What is expected: Reproduce the material word for word; the images stay out.

— START —

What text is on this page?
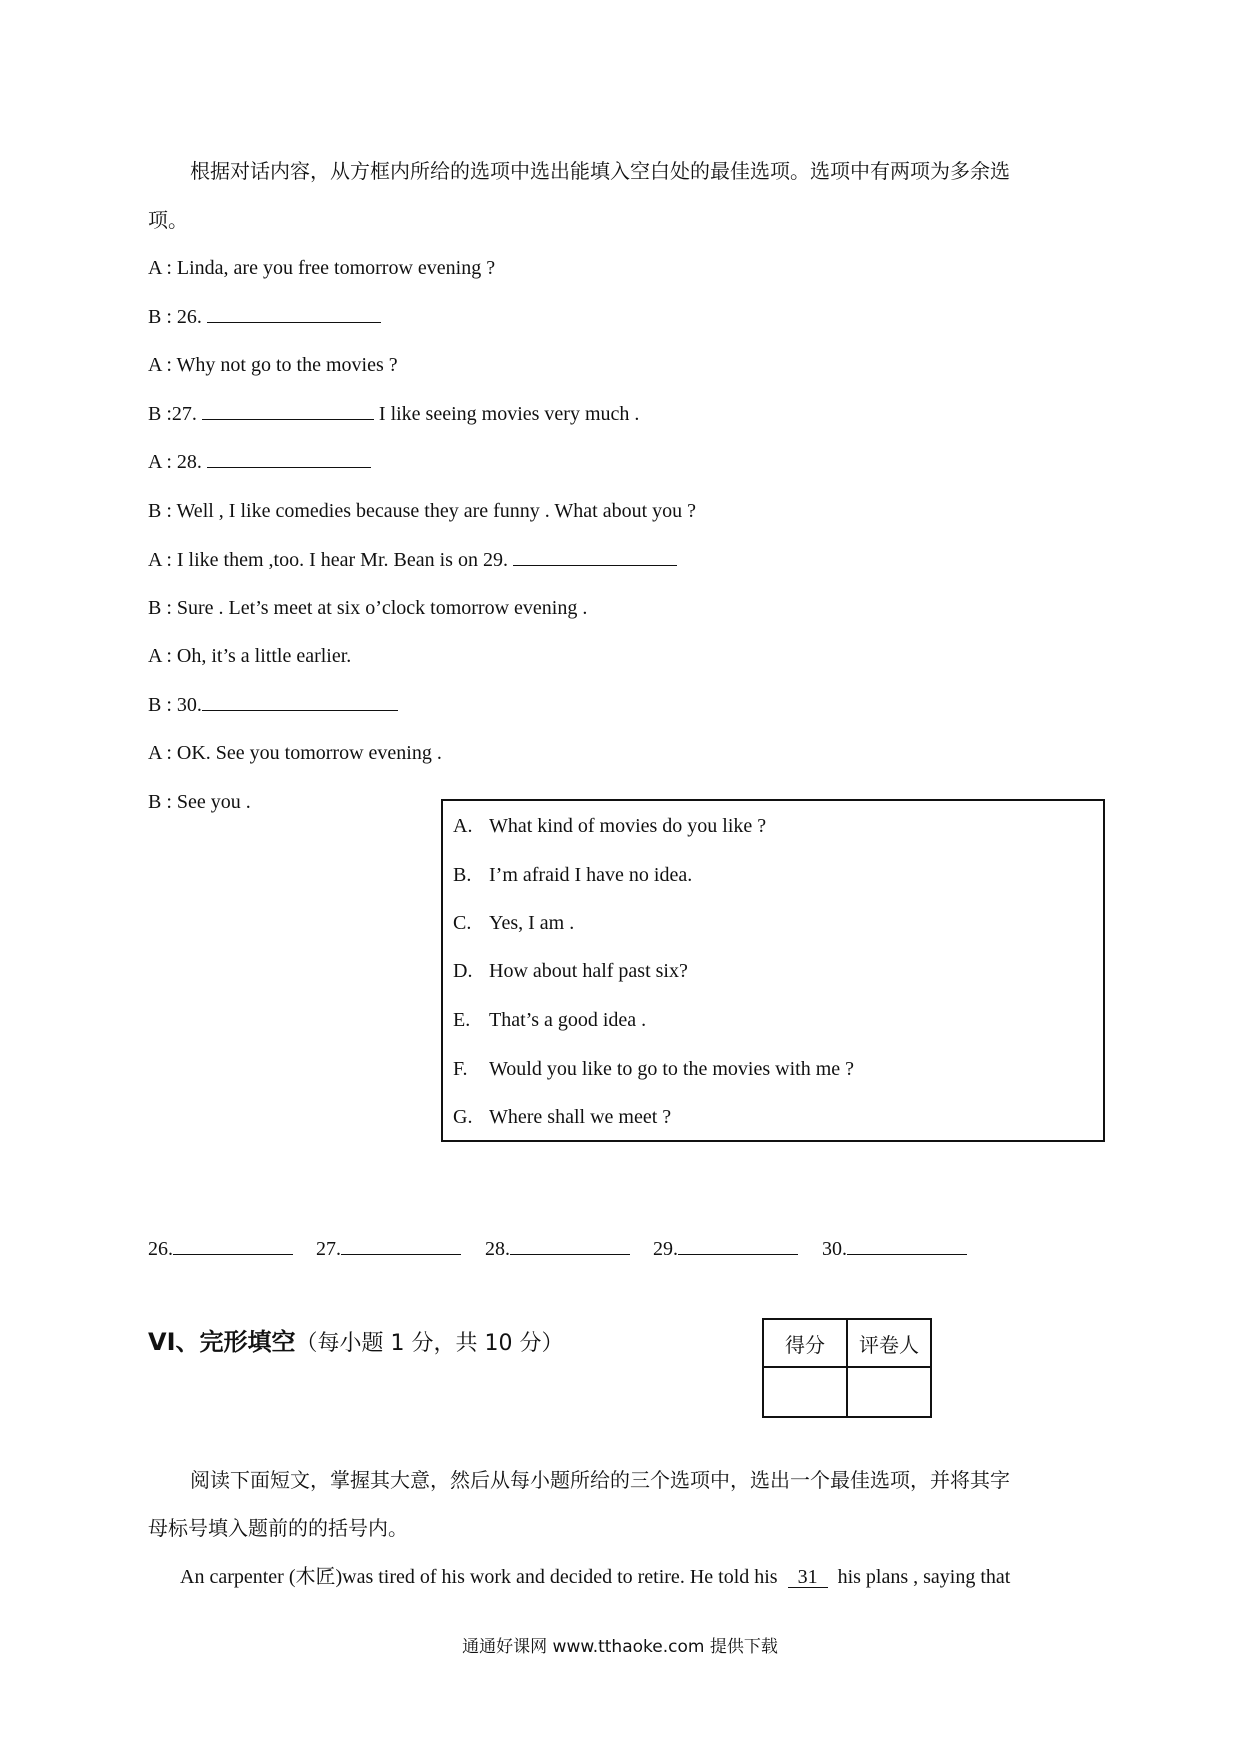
根据对话内容，从方框内所给的选项中选出能填入空白处的最佳选项。选项中有两项为多余选
项。
A : Linda, are you free tomorrow evening ?
B : 26.
A : Why not go to the movies ?
B :27.	I like seeing movies very much .
A : 28.
B : Well , I like comedies because they are funny . What about you ?
A : I like them ,too. I hear Mr. Bean is on 29.
B : Sure . Let’s meet at six o’clock tomorrow evening .
A : Oh, it’s a little earlier.
B : 30.
A : OK. See you tomorrow evening .
B : See you .
A. What kind of movies do you like ?
B. I’m afraid I have no idea.
C. Yes, I am .
D. How about half past six?
E. That’s a good idea .
F. Would you like to go to the movies with me ?
G. Where shall we meet ?
26.	27.	28.	29.	30.
VI、完形填空（每小题 1 分，共 10 分）	得分	评卷人

阅读下面短文，掌握其大意，然后从每小题所给的三个选项中，选出一个最佳选项，并将其字
母标号填入题前的的括号内。
An carpenter (木匠)was tired of his work and decided to retire. He told his 31 his plans , saying that
通通好课网 www.tthaoke.com 提供下载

— END —

Expected output:
What text is on this page?
根据对话内容，从方框内所给的选项中选出能填入空白处的最佳选项。选项中有两项为多余选
项。
A : Linda, are you free tomorrow evening ?
B : 26.
A : Why not go to the movies ?
B :27.	I like seeing movies very much .
A : 28.
B : Well , I like comedies because they are funny . What about you ?
A : I like them ,too. I hear Mr. Bean is on 29.
B : Sure . Let’s meet at six o’clock tomorrow evening .
A : Oh, it’s a little earlier.
B : 30.
A : OK. See you tomorrow evening .
B : See you .
A. What kind of movies do you like ?
B. I’m afraid I have no idea.
C. Yes, I am .
D. How about half past six?
E. That’s a good idea .
F. Would you like to go to the movies with me ?
G. Where shall we meet ?
26.	27.	28.	29.	30.
VI、完形填空（每小题 1 分，共 10 分）	得分	评卷人

阅读下面短文，掌握其大意，然后从每小题所给的三个选项中，选出一个最佳选项，并将其字
母标号填入题前的的括号内。
An carpenter (木匠)was tired of his work and decided to retire. He told his 31 his plans , saying that
通通好课网 www.tthaoke.com 提供下载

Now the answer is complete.